Request -
Records follow. Copy every line with "谁都不理睬维克托".

Collection entries:
================

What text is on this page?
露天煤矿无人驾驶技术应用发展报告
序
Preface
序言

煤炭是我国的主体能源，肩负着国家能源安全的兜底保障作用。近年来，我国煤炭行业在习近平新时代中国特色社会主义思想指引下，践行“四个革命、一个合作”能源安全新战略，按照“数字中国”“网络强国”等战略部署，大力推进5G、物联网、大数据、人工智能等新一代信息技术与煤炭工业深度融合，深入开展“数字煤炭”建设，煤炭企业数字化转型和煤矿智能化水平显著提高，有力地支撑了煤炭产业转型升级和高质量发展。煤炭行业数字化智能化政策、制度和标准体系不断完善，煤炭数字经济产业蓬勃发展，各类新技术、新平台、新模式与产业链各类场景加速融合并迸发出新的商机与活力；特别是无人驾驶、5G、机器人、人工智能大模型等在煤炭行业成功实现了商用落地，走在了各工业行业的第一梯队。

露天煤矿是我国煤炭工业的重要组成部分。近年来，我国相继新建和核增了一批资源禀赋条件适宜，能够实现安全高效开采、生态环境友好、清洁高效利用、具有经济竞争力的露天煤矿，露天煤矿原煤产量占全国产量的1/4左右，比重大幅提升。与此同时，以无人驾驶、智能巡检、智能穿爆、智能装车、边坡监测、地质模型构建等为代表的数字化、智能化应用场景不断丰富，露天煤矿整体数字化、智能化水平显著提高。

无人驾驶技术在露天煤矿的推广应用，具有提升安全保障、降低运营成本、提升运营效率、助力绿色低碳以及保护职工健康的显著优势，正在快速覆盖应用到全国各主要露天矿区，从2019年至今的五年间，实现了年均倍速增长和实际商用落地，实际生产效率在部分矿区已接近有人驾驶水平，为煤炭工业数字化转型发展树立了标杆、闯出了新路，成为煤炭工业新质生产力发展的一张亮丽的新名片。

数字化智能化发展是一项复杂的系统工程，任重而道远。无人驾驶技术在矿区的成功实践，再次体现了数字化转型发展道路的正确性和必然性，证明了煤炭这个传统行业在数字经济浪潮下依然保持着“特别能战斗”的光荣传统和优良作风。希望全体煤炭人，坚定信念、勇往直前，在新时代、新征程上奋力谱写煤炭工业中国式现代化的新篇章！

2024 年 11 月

================

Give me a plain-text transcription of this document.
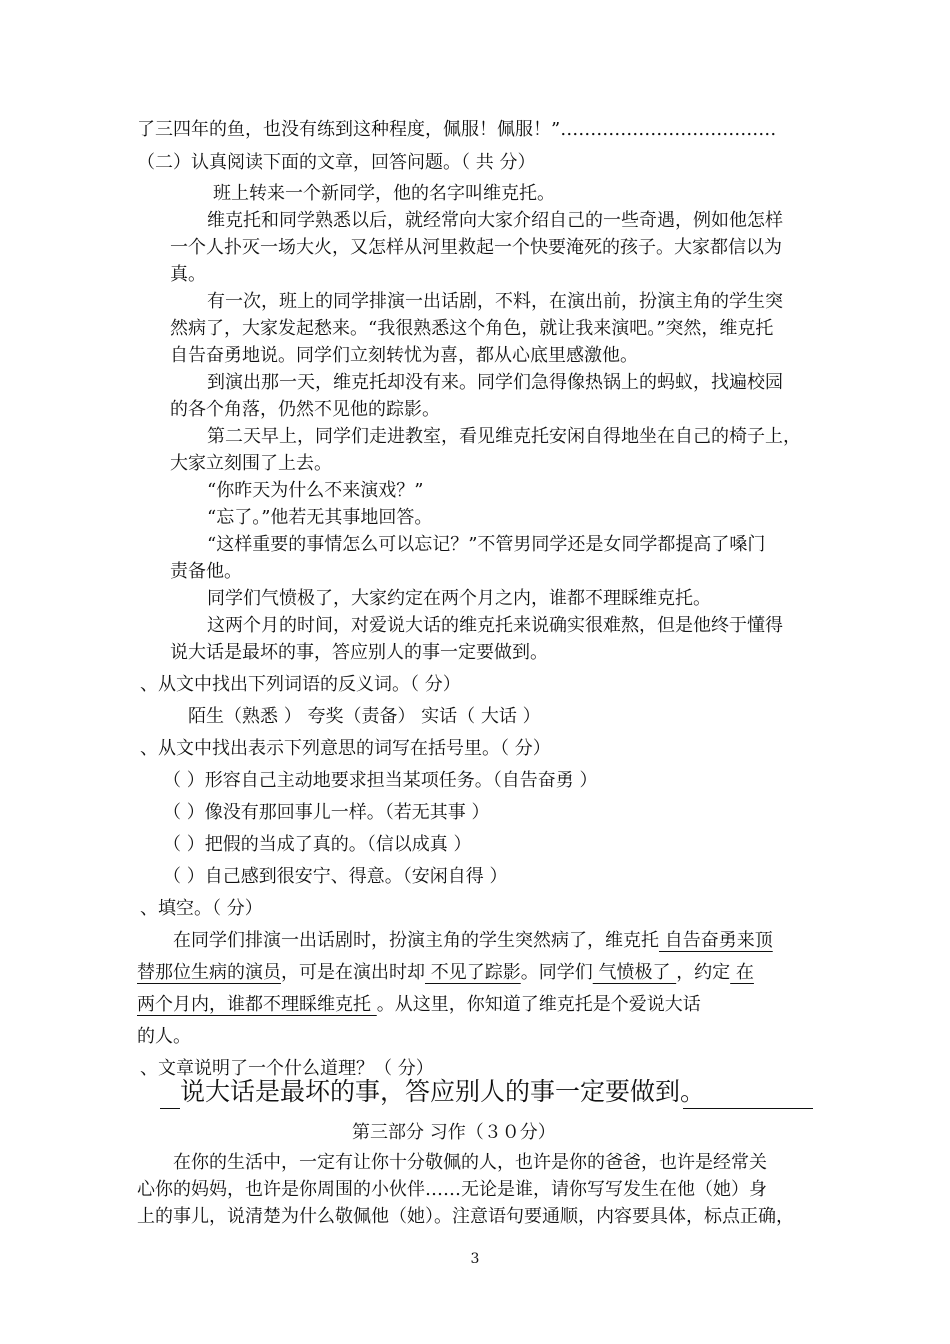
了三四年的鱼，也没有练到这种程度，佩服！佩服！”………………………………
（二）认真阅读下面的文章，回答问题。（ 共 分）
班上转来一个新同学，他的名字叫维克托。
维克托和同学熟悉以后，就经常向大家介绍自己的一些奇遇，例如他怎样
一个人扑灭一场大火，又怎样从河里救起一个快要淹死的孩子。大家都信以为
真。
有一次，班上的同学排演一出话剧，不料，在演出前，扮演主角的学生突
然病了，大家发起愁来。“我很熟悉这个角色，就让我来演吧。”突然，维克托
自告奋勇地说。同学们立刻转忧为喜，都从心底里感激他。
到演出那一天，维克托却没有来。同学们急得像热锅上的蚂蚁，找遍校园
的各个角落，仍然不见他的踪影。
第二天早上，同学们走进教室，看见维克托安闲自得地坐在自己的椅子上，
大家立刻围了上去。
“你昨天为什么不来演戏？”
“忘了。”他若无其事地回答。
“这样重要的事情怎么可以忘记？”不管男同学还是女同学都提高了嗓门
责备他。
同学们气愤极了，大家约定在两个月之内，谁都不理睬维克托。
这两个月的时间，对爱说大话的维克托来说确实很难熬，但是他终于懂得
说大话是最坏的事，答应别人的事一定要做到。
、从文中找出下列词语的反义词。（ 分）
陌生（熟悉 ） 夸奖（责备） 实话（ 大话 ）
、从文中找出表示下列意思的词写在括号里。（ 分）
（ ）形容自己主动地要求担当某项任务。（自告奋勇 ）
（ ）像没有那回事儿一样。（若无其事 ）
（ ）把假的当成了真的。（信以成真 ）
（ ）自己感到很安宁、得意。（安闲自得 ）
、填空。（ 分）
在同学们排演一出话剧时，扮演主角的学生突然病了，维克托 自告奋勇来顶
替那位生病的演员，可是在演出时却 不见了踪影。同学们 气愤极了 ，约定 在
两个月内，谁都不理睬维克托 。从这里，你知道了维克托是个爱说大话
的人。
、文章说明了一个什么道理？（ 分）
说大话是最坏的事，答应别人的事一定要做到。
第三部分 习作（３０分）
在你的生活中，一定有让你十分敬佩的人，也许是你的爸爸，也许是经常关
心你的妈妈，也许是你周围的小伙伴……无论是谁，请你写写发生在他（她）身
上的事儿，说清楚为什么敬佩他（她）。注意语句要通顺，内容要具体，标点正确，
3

================

Problem solution -
同学们气愤极了，大家约定在两个月之内，谁都不理睬维克托。
两个月内，谁都不理睬维克托 。从这里，你知道了维克托是个爱说大话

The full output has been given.